Predicting House Prices Using Machine Learning


Our machine learning project was a Kaggle competition for predicting home prices in Ames, Iowa. The dataset had 1,460 observations each with 79 features for homes sold in Ames between 2006 and 2010. We had to predict sales prices for the test dataset of 1,459 houses in Ames which were also sold between 2006 and 2010.

While achieving a high level of prediction accuracy was important to place well in the Kaggle rankings, our team decided to also prioritize the interpretability of our results. As such instead of focusing on complex machine learning models that might result in the best fit, we framed the problem statement as what models would give us both high prediction accuracy and also highlight the key factors home buyers consider when deciding on how much to pay for a home. We believe that framing the problem in such a way makes our models more generalizable and as such we could use them to derive insights in other instances with a similar context.

Our team collaborated on the data exploration and data preparation stages of the project from which point we branched off and individually explored an arsenal of machine learning models best suited to meet our project goals. As a result, every team member got hands-on experience developing machine learning models and we also had at our disposal a selection of models to choose from, each with a different degree of accuracy and interpretability. Our chosen model was an ensemble of a Gradient Boosted (55%) and a Lasso model (45%) which resulted in a RMSE (root mean squared error) of 12.14% on the test data set and placed us in the top 20% of the Kaggle leaderboard (at the time of the submission).

Our blog post is divided into four main parts: Exploratory Data Analysis & Feature Engineering, Model Creation & Deployment, Conclusions & Future Work, and Relevant Links.

Exploratory Data Analysis & Feature Engineering

The data contained significant missing data, though most of it was intentional and simple to address. Several instances, however, posed trickier challenges. Aiming for greater accuracy, we noticed a numeric column, LotFrontage (denoting the footage of the lot that touched the road, rather than another property), varied greatly depending on the shape of the house and the configuration of the house (located in a cul-de-sac? Or perhaps at the intersection of two roads, therefore having two sides face the street?). We took the median LotFrontage values for each shape and configuration combination and imputed the missing values accordingly.

Regarding engineering, we took a very proactive, manual approach. We built heat maps to compare categorical data. We broke house sale prices into deciles and compared how many instances of each category fell into which deciles, to attempt to determine trends. Consider the following example: as you can see below, houses with no veneer are more likely to fall in the lower deciles for house prices, while houses having stone or brick veneers are more likely to fall into higher deciles. Based on this, we created a dummy variable asking if a house had no veneer, and another asking if a house had stone or brick veneer. Because this is not a guarantee, but simply a trend, we determined it was safe to use and posed a comparably insignificant risk of data leakage.


Model Creation & Deployment

As a starting point, we built a multiple linear regression model because of its interpretability power. This model will also be used to compare to other models' performance. Analysing the residuals plot of the MLR model, we see that outliers were present in the dataset. According to the plot below, we removed two outliers that had leverage and were influencing the model's result.

After the MLR, we implemented different regression models to reach better results. We tried Random Forest, XGBoost, Ridge, ElasticNET, however, none beat the results given by the Lasso and Gradient Boosting Model. All models were trained considering the original dummified dataset, the engineered dataset and a dataset with high power variables for some continuous features. For the Lasso model, we had to standardize all variables eliminating the influence of the absolute value of a variable over the model. For tuning the hyperparameters, we used the grid-search with k-fold cross-validation method. The result for both models are summarized below:

Model R2 RMSE Variables used (Total 323)

(Dataset records)
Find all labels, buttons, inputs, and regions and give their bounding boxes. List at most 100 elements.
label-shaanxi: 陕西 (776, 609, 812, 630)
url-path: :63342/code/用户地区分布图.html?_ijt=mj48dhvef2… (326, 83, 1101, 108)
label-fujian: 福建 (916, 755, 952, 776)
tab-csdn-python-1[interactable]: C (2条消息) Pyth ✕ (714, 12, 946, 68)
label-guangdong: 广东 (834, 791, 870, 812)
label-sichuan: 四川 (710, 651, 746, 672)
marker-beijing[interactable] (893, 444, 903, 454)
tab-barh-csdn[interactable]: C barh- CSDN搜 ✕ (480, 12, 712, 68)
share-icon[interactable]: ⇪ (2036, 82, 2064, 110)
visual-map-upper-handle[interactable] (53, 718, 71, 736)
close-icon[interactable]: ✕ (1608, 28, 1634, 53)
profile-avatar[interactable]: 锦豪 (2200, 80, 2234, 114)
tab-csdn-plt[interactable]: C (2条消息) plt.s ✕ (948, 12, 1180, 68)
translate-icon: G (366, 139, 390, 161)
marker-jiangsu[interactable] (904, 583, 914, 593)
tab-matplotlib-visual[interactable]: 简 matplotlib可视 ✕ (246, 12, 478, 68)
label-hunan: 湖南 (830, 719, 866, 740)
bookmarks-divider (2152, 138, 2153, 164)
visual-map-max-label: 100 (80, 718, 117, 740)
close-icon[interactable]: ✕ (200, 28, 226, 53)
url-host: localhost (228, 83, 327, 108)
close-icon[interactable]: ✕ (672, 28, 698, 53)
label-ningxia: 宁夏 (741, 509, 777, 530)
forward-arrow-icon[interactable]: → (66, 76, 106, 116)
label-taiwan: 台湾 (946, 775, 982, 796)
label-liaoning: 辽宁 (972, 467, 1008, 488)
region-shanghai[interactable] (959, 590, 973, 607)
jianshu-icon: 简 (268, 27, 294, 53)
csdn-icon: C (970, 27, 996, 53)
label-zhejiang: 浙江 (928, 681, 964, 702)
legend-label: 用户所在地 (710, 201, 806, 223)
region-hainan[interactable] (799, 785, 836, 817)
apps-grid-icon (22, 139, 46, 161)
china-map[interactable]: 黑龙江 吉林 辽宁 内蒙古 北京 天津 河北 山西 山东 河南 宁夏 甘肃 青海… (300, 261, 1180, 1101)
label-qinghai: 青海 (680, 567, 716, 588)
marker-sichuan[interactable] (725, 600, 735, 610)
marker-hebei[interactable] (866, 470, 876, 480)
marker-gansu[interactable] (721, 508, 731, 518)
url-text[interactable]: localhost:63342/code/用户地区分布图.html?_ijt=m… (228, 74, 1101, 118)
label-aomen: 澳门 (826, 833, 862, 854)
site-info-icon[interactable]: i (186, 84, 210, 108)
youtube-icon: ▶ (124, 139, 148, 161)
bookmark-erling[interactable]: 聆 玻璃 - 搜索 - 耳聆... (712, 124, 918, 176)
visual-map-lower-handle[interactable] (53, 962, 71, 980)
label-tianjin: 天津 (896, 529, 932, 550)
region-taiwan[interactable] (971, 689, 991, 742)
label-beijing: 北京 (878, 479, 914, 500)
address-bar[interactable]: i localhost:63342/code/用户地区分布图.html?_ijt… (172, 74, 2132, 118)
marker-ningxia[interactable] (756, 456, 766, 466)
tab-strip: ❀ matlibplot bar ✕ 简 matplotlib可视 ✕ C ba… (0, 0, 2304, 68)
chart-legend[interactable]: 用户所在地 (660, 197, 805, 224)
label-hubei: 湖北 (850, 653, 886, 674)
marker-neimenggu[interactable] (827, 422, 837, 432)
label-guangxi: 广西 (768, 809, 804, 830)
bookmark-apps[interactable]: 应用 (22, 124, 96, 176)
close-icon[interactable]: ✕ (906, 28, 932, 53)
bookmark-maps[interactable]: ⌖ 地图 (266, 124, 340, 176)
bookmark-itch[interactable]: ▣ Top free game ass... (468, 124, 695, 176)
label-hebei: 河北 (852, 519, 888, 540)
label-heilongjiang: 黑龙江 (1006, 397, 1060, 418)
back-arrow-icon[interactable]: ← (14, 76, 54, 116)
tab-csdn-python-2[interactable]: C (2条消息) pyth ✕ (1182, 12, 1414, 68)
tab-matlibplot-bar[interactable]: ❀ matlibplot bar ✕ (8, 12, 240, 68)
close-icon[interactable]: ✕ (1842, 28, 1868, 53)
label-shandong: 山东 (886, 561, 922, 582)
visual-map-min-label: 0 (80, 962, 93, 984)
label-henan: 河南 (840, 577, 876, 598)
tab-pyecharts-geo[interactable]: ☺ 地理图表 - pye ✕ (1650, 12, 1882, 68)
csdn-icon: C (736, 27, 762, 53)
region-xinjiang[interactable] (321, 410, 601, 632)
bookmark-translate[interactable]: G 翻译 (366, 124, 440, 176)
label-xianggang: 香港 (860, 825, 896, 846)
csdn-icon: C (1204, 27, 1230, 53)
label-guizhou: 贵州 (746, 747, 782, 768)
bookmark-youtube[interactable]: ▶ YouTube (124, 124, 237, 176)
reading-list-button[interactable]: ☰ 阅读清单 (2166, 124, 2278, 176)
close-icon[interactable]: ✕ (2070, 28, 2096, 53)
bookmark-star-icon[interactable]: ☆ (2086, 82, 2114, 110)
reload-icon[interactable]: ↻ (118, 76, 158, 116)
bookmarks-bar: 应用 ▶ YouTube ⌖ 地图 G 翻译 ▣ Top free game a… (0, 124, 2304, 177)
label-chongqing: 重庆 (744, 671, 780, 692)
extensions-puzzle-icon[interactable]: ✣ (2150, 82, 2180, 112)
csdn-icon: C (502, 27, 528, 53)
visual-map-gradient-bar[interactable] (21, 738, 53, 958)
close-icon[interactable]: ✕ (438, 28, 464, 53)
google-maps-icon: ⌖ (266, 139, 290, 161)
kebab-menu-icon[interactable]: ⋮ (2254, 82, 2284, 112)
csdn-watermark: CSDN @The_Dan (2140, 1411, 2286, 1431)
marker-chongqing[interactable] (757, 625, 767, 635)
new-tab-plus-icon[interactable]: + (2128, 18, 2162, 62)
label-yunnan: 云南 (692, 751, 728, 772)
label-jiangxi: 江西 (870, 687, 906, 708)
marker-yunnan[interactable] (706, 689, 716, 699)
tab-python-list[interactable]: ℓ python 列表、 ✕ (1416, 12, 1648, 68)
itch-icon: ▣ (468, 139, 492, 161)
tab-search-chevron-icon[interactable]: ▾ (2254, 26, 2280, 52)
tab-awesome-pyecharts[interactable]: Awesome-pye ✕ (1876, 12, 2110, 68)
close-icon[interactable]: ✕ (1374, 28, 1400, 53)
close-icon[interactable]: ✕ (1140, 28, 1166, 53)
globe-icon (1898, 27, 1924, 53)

Required tasks |
[1] From the house price prediction post, quote the passage between "The data contained" and "missing values accordingly.", inclusive.
[2] Carry on the post about predicting house prices in Ames from the point where it ends.

Answers to the problems |
[1]
The data contained significant missing data, though most of it was intentional and simple to address. Several instances, however, posed trickier challenges. Aiming for greater accuracy, we noticed a numeric column, LotFrontage (denoting the footage of the lot that touched the road, rather than another property), varied greatly depending on the shape of the house and the configuration of the house (located in a cul-de-sac? Or perhaps at the intersection of two roads, therefore having two sides face the street?). We took the median LotFrontage values for each shape and configuration combination and imputed the missing values accordingly.

[2]
Lasso 0.94 0.115 189
GBM 0.92 0.11 Β 36

Since the two best models do feature selection, we can look at the most important variables for each one. There is an overlap of variables that are key to both models even though the dataset used was different. We observe that the living area, lot area, year built, overall condition and quality have a great influence on the models' results.

Considering that some features are just used in one of the models, we realized that ensembling both we could get a better performance. For that, we used a weighted average to get our final result. The chosen weights were 55% for the GBM output and 45% for the Lasso.

Conclusions and Future Work

As a conclusion, the topics are: Feature Engineering and Feature importance, Data Process Flow, and Iterative approach, K means and Categorical variables and finally Next Steps.

About Feature Engineering and Feature importance: a manual Feature Engineering is good to have a better understanding of the data-set, but the "original features" can provide valid information as well. For the next step, exploring the original features and features created all together, and let the model give the Feature importance, can bring a new result in terms of reducing the error.

The Data Process Flow was strongly Iterative, this Iterative approach involves starting on the most basic aspects of the problem, such as reading features definitions, followed by feature engineering and then train model/ evaluate error. The error evaluation often gave us ideas to modify our feature engineering, even to revisit our understanding of the original features. So, we were able to train the model again, and have a new error evaluation, this process became the dynamic to find a better model.

To explore the categorical features, we had the idea to create clusters using unsupervised techniques, to do so our first try was using K-means. But there is a specific algorithm to create clusters using categorical features, called Β K-modes. The K-modes gave us clusters, but they didn't perform well in feature selection.

The Next Steps would involve, "hybrid approach" to combine engineered features and original features, stacking to combine 4-5 best performing models, Bayesian optimization for tuning hyperparameters (mostly in Β tree-based models) and Investigate if external data sources can help increase explanatory power of the models (Eg: Interest rates, employment data, income, etc.).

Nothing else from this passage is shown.